■ **Set problem**: Using the records below, locate all lines containing "Supported" and return them.

Extracted records:
## Begin

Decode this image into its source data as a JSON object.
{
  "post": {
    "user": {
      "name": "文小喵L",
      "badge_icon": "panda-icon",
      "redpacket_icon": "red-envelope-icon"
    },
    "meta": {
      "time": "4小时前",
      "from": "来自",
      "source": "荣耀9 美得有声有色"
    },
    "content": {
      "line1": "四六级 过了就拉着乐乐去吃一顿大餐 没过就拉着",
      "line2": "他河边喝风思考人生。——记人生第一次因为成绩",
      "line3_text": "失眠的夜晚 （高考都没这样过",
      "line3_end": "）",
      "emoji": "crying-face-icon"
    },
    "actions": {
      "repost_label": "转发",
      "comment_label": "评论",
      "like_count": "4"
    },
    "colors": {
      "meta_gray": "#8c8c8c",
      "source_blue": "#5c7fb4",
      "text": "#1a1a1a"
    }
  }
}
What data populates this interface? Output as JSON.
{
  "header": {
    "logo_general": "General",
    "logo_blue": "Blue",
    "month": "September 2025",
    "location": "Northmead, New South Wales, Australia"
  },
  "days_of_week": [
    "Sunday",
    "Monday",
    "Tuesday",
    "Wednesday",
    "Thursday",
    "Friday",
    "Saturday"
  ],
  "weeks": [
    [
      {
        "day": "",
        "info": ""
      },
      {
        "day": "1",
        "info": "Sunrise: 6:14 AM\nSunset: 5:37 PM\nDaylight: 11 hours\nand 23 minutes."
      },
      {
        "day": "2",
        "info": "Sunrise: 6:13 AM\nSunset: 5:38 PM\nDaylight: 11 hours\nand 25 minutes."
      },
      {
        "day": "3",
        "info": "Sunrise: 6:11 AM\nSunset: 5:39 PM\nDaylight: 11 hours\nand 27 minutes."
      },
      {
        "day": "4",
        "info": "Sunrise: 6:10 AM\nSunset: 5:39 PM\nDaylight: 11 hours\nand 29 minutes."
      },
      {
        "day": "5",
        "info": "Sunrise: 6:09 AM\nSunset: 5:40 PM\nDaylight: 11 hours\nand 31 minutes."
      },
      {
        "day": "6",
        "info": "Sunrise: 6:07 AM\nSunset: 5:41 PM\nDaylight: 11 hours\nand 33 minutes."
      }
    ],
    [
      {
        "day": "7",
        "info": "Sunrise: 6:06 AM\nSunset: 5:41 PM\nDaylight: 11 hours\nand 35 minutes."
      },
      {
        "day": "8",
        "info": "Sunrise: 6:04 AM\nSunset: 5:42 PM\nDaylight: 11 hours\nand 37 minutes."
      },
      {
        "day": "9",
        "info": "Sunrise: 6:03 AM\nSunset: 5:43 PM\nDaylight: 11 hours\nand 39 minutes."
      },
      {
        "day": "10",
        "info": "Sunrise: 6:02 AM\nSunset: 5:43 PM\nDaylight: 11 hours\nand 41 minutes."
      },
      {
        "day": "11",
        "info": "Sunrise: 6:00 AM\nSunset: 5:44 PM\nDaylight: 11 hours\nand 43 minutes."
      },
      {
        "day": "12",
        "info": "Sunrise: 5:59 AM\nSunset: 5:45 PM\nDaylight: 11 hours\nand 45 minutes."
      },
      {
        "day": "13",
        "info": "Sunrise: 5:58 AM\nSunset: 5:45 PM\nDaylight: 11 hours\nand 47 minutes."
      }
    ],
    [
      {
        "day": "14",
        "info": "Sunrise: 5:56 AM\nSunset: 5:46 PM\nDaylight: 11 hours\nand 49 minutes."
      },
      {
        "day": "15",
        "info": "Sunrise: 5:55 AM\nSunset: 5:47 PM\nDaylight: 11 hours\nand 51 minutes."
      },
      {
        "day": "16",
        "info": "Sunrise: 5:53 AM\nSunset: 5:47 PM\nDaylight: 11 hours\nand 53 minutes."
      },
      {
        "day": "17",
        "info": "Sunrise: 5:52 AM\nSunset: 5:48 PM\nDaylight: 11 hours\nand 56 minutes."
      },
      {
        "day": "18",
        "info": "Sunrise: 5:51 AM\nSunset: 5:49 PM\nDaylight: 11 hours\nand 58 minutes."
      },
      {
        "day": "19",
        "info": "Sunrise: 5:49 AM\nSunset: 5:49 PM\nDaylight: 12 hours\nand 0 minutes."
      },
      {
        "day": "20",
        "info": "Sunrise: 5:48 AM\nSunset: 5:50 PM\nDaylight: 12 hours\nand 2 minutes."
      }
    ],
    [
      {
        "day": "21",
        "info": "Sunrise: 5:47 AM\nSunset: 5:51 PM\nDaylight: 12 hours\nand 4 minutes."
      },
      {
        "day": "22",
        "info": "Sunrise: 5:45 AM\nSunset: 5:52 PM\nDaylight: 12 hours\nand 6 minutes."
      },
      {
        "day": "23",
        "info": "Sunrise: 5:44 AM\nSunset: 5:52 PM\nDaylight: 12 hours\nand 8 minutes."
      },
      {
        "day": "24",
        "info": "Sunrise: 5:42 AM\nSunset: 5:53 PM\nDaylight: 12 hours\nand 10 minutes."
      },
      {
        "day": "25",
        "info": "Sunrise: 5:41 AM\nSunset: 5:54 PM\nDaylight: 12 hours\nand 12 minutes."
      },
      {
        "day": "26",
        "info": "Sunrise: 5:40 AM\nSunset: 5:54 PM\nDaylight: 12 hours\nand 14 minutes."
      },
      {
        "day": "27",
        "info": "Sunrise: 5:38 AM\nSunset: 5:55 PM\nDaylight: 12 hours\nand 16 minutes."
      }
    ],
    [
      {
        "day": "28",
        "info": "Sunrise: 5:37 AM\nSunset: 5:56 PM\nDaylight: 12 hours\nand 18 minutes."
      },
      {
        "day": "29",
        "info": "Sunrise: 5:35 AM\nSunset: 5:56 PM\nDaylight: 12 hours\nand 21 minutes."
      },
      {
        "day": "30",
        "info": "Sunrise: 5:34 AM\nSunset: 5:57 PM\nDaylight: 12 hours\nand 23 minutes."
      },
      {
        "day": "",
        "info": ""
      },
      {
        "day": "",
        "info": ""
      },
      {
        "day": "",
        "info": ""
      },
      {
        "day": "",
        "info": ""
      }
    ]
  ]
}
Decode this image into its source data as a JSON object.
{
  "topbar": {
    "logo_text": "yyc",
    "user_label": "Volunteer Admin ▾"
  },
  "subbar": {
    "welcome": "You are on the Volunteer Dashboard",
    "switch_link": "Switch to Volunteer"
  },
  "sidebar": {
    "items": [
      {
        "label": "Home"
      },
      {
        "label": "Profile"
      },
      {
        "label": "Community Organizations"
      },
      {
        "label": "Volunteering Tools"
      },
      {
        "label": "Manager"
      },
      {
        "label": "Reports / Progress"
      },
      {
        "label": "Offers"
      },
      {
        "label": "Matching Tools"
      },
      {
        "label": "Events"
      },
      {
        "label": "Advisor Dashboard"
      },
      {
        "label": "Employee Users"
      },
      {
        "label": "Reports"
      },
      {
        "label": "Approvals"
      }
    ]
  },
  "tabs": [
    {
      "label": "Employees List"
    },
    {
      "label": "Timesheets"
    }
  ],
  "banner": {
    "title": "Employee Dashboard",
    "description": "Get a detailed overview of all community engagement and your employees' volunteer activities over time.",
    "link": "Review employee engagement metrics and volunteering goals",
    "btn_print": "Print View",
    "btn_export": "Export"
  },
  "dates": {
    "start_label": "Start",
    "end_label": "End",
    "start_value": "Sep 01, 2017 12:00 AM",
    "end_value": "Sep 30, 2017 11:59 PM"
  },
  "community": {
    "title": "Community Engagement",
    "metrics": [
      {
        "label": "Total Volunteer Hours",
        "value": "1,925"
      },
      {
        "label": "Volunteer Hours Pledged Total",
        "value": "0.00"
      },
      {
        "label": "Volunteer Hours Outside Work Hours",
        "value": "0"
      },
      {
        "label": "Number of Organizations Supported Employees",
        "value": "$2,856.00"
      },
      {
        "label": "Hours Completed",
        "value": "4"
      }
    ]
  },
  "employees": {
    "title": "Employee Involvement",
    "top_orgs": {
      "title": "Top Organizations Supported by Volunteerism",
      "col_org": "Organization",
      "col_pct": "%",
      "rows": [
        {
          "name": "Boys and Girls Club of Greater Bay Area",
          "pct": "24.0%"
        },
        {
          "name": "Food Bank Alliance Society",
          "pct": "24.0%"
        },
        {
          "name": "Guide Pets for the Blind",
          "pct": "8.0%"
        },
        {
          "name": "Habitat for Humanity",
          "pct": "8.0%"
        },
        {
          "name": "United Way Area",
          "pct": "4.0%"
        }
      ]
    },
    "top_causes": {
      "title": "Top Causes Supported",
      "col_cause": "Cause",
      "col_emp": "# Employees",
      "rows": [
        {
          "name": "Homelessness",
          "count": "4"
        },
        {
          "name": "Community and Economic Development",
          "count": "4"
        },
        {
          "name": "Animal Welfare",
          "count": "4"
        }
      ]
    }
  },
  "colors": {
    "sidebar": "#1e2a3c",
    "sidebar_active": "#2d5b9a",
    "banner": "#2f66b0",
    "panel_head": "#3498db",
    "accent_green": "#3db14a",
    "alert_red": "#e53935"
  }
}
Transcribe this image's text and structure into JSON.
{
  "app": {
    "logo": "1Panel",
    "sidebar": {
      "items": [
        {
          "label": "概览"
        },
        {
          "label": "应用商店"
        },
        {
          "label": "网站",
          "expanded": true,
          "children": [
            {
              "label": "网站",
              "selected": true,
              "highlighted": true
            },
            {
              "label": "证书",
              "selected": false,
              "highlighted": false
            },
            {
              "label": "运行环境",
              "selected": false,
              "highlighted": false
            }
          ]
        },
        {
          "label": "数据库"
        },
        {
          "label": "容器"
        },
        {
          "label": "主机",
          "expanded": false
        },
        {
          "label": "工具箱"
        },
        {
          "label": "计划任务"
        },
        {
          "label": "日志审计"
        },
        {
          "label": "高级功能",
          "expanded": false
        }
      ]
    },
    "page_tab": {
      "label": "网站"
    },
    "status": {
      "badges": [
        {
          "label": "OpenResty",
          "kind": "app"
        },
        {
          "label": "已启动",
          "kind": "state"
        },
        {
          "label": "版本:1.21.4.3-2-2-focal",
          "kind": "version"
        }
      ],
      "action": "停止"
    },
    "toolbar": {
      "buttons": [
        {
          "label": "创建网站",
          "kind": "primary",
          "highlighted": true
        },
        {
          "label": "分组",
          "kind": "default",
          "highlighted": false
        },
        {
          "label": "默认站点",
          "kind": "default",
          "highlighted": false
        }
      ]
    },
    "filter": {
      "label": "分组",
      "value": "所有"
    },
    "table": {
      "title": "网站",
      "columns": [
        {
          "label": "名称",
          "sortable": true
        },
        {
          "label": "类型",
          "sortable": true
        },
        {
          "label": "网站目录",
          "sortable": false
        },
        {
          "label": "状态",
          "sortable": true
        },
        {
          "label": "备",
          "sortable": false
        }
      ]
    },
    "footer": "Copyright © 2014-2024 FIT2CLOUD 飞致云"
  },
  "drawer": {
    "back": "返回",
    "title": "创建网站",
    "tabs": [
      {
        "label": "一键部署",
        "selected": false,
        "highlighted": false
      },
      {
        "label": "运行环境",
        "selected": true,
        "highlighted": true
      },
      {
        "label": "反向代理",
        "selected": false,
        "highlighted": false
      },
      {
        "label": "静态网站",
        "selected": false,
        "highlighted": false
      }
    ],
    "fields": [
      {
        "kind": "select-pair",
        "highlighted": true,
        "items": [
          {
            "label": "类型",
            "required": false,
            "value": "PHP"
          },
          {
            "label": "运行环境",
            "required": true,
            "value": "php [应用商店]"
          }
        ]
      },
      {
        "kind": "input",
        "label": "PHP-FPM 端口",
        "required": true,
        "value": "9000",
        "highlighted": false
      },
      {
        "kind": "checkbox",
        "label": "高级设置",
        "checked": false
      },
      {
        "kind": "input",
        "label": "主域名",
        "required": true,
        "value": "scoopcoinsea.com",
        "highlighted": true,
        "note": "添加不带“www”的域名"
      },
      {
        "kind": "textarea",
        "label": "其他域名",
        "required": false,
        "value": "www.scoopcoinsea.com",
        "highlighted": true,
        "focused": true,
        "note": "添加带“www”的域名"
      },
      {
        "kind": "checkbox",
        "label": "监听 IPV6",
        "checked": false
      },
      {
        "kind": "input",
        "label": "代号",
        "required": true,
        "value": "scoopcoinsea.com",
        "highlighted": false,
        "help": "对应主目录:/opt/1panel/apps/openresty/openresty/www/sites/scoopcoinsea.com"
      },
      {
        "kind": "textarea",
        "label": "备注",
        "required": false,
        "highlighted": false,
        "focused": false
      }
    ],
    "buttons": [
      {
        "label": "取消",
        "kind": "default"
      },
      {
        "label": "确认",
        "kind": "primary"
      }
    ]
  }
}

## End

■ **Expected answer**:
        "label": "Number of Organizations Supported Employees",
      "title": "Top Organizations Supported by Volunteerism",
      "title": "Top Causes Supported",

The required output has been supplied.